In how many lines does the string "Hull" appear? Answer with the number only.
-----
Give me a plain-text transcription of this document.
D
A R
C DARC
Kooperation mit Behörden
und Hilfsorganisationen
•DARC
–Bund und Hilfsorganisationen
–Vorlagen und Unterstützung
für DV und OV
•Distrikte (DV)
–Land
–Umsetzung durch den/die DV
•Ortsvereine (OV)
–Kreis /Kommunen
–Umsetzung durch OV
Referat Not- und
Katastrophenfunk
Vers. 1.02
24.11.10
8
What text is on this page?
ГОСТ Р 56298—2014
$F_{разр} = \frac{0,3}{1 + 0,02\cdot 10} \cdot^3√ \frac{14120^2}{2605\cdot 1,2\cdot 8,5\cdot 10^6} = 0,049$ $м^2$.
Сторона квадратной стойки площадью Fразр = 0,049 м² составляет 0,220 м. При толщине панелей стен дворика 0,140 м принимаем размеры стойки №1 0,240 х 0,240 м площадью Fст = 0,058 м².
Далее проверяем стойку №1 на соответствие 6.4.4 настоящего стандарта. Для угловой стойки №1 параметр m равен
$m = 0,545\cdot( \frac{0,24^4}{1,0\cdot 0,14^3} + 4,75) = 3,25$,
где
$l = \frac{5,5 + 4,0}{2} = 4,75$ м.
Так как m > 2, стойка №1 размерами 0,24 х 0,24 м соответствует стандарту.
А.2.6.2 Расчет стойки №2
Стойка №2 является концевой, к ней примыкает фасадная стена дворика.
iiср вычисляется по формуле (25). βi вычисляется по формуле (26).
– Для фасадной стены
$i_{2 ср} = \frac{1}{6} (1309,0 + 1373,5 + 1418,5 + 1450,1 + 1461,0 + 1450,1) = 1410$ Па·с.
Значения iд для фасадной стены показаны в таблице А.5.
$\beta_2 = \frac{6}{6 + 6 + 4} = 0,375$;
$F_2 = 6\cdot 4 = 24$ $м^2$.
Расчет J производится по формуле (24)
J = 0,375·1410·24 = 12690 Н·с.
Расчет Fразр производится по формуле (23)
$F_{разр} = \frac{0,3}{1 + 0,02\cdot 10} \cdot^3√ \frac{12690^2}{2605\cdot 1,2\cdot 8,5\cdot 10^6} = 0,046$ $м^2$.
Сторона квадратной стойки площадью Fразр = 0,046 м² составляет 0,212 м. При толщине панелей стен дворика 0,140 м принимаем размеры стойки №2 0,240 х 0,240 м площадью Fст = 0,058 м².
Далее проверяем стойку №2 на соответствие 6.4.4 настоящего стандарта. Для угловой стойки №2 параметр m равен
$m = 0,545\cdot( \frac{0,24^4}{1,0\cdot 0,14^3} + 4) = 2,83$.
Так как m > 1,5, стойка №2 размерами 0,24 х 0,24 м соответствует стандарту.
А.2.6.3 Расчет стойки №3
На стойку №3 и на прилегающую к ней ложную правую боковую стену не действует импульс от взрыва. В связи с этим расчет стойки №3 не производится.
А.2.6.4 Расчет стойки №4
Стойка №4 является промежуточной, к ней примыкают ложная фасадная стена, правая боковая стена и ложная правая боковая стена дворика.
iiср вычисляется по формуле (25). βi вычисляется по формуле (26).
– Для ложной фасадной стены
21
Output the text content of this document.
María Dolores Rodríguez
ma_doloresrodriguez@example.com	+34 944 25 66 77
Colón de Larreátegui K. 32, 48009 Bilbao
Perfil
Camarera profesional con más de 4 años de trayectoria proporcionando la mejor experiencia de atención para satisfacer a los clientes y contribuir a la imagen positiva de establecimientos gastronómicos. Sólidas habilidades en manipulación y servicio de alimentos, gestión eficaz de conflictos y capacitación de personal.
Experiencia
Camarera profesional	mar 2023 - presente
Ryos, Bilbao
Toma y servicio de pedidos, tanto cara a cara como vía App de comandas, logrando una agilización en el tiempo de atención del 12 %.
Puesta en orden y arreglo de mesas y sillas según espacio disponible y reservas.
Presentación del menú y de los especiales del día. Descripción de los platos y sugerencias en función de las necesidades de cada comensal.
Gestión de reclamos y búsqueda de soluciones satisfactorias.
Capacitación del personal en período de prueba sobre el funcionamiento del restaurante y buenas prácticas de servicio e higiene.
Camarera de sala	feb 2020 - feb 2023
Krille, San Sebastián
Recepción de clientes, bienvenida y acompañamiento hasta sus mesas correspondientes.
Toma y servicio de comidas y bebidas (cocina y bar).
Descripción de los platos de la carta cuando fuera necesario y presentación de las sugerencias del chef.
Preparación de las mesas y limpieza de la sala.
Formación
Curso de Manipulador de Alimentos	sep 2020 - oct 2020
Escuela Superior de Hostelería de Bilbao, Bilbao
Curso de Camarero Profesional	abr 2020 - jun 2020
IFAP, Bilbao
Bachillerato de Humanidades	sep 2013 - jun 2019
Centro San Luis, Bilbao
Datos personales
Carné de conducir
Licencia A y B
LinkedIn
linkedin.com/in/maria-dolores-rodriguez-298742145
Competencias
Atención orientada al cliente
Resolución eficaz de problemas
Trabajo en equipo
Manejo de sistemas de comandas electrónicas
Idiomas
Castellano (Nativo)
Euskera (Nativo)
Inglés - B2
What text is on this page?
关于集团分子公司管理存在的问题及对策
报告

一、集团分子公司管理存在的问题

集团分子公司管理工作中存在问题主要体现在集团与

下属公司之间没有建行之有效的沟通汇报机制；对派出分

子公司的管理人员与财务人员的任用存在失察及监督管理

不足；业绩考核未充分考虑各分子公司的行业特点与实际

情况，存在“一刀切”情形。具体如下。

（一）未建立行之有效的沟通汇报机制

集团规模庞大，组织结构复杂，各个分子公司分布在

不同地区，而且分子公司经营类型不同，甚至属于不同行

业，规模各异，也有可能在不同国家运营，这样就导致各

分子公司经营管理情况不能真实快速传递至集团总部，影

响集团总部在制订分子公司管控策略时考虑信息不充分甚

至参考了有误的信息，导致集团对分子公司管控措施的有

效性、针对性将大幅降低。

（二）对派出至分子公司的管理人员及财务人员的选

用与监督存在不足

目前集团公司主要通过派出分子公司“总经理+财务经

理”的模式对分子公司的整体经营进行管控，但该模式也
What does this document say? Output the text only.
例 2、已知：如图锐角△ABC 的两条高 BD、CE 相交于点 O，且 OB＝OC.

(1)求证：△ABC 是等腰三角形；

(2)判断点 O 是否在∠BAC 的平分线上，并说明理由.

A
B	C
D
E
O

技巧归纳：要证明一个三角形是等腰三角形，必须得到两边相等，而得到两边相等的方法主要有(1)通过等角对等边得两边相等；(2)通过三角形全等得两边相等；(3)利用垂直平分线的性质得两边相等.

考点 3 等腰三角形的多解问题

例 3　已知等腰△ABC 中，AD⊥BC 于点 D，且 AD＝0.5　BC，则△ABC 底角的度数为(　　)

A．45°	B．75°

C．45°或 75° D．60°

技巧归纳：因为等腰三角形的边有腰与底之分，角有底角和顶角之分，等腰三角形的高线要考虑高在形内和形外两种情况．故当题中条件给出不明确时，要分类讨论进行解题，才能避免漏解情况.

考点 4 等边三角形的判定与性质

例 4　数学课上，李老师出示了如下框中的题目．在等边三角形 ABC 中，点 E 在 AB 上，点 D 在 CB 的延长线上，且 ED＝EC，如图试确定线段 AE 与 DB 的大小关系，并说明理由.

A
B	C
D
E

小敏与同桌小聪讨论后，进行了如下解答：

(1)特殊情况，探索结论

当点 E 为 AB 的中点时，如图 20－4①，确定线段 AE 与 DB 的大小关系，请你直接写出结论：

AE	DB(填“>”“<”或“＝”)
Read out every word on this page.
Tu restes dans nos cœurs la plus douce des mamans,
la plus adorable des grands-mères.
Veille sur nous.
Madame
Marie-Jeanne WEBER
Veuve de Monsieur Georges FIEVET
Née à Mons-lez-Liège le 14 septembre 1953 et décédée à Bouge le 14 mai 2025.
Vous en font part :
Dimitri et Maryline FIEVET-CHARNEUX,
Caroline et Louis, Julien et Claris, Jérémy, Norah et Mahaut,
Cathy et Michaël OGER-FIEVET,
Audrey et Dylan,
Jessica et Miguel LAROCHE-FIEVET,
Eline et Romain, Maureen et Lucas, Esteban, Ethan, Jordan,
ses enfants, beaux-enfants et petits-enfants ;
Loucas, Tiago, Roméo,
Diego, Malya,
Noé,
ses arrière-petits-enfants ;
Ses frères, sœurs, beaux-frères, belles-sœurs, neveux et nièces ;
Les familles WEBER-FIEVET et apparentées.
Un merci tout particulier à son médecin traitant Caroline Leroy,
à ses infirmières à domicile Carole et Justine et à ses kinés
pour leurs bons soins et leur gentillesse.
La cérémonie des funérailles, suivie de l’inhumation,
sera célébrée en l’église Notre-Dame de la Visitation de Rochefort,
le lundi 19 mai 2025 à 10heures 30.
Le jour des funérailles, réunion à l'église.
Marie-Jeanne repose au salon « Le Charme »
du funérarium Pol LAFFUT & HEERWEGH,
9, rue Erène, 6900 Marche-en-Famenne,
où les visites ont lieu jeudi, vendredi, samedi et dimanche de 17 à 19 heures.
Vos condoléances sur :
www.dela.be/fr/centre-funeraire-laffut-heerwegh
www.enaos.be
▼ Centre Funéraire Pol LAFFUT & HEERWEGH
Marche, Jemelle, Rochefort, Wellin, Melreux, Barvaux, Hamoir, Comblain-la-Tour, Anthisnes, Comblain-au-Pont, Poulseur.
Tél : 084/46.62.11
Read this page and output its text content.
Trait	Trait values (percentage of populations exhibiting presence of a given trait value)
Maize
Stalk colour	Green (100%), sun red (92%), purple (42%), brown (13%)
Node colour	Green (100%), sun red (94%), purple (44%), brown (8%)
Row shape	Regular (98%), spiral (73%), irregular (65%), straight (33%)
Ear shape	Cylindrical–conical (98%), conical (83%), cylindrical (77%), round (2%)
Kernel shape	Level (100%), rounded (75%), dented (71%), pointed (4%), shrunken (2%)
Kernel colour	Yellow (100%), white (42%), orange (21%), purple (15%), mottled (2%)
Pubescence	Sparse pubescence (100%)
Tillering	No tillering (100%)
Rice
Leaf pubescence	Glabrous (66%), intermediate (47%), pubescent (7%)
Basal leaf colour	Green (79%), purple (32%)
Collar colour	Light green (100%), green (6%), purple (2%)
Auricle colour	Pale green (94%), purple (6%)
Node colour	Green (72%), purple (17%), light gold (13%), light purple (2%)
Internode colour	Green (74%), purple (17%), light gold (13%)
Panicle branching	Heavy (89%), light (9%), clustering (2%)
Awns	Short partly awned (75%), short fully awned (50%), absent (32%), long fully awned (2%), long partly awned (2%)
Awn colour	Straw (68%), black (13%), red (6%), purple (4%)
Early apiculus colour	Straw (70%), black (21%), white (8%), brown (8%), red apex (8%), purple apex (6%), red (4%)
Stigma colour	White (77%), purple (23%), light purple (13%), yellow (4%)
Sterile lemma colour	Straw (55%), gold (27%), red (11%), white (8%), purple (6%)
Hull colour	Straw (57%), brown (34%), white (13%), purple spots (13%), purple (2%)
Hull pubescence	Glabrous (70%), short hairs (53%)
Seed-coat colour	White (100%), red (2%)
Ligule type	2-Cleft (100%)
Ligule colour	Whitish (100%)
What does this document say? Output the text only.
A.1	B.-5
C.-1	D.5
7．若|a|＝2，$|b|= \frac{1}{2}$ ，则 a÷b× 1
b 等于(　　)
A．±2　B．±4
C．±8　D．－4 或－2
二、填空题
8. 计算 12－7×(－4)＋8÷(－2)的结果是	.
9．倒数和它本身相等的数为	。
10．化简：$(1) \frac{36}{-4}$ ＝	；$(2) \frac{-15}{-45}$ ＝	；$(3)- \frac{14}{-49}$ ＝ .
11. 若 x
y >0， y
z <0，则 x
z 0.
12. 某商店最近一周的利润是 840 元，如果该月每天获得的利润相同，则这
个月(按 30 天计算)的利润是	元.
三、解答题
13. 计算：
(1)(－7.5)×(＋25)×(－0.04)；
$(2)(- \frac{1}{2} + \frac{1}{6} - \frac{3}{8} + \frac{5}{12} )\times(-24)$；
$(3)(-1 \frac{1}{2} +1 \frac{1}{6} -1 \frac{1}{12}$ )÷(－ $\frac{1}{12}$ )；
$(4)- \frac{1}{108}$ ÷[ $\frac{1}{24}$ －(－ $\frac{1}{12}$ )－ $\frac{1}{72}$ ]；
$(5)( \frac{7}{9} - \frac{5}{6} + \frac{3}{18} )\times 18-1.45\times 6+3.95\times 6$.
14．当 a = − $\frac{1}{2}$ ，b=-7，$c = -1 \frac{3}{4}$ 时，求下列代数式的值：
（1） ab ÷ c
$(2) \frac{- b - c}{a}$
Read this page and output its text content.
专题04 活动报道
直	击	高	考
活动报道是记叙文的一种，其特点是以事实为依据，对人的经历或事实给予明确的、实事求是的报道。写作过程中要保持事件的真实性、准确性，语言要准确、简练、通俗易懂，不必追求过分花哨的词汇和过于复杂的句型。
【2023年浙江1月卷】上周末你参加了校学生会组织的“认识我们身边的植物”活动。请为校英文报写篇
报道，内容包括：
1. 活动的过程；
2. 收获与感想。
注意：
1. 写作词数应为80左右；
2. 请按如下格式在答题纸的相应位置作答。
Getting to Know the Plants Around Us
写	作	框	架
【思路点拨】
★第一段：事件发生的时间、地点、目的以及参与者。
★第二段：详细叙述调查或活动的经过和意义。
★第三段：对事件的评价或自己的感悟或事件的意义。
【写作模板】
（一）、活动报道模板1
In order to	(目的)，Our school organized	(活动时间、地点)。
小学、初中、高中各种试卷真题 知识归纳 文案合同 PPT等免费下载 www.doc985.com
-----
# Expected answer
2